* Given exercise: Every line must be returned precisely as it is written.

··········

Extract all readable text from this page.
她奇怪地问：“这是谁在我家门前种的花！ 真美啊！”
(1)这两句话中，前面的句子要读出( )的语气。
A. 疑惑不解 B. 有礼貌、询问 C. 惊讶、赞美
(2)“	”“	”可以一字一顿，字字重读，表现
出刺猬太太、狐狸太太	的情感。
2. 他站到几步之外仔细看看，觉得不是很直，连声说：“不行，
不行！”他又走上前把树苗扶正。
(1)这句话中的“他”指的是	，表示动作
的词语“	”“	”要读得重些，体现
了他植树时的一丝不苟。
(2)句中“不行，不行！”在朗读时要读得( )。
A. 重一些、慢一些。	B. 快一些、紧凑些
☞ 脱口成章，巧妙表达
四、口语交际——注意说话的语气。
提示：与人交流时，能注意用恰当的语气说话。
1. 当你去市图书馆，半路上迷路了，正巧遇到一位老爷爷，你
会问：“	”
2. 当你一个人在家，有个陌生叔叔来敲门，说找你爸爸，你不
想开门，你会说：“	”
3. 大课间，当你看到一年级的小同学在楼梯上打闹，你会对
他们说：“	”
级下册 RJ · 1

··········

* Response for this exercise:
Extract all readable text from this page.
她奇怪地问：“这是谁在我家门前种的花！ 真美啊！”
(1)这两句话中，前面的句子要读出( )的语气。
A. 疑惑不解 B. 有礼貌、询问 C. 惊讶、赞美
(2)“	”“	”可以一字一顿，字字重读，表现
出刺猬太太、狐狸太太	的情感。
2. 他站到几步之外仔细看看，觉得不是很直，连声说：“不行，
不行！”他又走上前把树苗扶正。
(1)这句话中的“他”指的是	，表示动作
的词语“	”“	”要读得重些，体现
了他植树时的一丝不苟。
(2)句中“不行，不行！”在朗读时要读得( )。
A. 重一些、慢一些。	B. 快一些、紧凑些
☞ 脱口成章，巧妙表达
四、口语交际——注意说话的语气。
提示：与人交流时，能注意用恰当的语气说话。
1. 当你去市图书馆，半路上迷路了，正巧遇到一位老爷爷，你
会问：“	”
2. 当你一个人在家，有个陌生叔叔来敲门，说找你爸爸，你不
想开门，你会说：“	”
3. 大课间，当你看到一年级的小同学在楼梯上打闹，你会对
他们说：“	”
级下册 RJ · 1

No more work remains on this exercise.